**Record extracts**.
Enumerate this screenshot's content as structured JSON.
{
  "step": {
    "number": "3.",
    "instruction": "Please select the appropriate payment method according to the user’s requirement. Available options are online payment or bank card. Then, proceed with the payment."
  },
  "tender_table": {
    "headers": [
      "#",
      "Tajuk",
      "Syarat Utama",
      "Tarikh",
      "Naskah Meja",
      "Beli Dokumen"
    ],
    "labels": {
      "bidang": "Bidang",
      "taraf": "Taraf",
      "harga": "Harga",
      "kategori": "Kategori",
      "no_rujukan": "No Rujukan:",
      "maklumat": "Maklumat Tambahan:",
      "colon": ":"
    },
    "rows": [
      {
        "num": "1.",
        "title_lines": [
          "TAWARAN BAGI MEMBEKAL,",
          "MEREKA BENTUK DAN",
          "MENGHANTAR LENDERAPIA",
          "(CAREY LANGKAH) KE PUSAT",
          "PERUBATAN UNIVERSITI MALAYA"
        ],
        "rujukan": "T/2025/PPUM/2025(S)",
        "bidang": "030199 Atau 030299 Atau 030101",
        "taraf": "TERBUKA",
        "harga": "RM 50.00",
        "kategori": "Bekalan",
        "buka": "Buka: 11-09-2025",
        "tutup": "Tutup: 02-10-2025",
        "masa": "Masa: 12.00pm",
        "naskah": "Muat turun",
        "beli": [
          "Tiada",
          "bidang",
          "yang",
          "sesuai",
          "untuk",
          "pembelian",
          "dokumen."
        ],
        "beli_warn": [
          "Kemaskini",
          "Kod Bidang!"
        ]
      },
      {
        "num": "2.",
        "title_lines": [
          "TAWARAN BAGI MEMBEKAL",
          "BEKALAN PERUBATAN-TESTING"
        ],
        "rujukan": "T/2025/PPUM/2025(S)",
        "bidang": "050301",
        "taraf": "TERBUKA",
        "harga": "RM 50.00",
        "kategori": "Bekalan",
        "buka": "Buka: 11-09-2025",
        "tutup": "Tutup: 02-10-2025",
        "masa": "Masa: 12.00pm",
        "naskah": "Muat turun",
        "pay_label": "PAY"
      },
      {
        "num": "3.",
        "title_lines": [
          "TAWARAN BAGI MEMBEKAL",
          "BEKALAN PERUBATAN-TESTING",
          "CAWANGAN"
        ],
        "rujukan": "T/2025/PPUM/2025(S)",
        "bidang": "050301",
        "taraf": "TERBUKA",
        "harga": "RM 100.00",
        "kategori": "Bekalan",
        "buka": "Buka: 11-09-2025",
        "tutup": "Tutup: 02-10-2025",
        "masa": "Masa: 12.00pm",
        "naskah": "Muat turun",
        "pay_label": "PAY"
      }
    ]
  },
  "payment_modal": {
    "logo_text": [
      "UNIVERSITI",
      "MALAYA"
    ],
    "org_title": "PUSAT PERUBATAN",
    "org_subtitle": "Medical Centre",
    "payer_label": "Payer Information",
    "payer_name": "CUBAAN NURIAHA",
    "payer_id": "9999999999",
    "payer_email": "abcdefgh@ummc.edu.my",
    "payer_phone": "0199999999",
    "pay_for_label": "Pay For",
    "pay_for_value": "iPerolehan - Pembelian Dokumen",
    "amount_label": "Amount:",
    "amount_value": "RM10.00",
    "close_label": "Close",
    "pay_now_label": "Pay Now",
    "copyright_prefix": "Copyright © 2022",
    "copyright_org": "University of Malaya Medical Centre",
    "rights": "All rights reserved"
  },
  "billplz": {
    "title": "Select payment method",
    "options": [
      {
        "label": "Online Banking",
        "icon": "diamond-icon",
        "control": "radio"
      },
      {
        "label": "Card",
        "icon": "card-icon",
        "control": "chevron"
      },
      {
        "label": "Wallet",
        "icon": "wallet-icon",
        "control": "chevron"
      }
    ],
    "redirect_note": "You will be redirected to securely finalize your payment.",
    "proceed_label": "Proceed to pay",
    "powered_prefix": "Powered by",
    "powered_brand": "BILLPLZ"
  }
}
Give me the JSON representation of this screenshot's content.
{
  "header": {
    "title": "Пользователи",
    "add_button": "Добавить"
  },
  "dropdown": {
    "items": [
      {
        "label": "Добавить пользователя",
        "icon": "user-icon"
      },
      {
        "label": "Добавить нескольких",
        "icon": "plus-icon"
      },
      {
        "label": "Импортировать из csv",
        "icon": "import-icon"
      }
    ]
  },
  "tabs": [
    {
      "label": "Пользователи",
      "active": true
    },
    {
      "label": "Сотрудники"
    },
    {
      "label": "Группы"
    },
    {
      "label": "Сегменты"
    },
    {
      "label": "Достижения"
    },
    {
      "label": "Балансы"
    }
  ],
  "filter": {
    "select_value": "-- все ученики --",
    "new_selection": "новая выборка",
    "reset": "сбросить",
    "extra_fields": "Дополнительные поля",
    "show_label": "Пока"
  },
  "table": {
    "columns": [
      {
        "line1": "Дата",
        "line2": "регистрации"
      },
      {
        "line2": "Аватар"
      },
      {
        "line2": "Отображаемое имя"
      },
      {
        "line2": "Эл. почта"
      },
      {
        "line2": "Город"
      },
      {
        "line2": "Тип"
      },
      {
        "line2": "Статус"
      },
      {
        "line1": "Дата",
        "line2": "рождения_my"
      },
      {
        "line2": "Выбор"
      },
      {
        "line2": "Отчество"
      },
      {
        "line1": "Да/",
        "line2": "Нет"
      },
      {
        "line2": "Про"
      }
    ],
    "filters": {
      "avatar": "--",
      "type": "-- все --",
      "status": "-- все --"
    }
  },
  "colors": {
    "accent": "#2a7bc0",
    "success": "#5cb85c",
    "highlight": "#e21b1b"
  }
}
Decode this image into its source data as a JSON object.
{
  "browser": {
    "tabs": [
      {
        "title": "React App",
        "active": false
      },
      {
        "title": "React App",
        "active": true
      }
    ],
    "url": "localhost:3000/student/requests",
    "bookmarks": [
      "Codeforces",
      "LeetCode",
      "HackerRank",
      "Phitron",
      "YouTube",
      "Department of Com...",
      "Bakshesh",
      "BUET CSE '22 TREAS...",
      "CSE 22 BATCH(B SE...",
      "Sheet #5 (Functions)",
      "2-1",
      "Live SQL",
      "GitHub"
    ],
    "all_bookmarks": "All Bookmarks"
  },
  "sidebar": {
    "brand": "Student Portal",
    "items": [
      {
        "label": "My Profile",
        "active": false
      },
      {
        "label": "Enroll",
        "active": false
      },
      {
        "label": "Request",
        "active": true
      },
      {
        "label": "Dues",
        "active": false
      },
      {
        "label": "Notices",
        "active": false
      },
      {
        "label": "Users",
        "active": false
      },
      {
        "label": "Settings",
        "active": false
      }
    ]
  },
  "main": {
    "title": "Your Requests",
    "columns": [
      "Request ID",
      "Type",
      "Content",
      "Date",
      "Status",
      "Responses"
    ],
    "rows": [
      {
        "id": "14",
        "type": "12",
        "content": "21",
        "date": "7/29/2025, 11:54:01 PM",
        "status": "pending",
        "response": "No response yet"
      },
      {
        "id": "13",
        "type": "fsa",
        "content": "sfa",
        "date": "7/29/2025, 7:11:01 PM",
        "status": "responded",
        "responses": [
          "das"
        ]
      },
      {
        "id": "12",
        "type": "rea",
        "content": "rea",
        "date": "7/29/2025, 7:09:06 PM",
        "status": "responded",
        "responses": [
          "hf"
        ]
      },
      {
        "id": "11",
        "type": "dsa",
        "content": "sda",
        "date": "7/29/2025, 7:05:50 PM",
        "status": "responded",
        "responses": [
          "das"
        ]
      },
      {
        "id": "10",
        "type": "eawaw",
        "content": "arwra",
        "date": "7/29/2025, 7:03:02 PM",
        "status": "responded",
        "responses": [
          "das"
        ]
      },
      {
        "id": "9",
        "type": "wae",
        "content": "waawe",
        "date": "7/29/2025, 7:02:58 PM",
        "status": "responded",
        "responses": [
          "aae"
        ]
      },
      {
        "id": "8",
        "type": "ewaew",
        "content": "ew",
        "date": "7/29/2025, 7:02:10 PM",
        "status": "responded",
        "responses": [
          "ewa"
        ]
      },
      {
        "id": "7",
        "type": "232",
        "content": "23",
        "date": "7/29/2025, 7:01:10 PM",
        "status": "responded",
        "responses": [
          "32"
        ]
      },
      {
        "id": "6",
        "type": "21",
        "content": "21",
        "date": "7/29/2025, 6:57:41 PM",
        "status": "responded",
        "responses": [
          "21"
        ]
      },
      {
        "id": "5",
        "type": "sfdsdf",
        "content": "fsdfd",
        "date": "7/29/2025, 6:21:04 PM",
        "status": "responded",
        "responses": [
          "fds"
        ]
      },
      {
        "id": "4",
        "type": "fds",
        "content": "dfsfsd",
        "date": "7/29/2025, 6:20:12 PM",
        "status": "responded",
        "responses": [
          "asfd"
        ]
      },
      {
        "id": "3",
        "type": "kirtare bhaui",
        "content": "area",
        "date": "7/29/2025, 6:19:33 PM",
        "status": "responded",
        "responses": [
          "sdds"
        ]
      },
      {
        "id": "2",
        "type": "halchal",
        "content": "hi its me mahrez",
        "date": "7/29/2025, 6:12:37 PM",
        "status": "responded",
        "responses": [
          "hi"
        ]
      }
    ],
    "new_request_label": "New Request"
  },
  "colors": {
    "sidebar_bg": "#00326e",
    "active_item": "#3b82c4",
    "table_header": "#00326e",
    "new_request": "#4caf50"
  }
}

**To be done**. Your task is to collect every line above that contains the word "Пользователи".

**Complete answer**.
    "title": "Пользователи",
      "label": "Пользователи",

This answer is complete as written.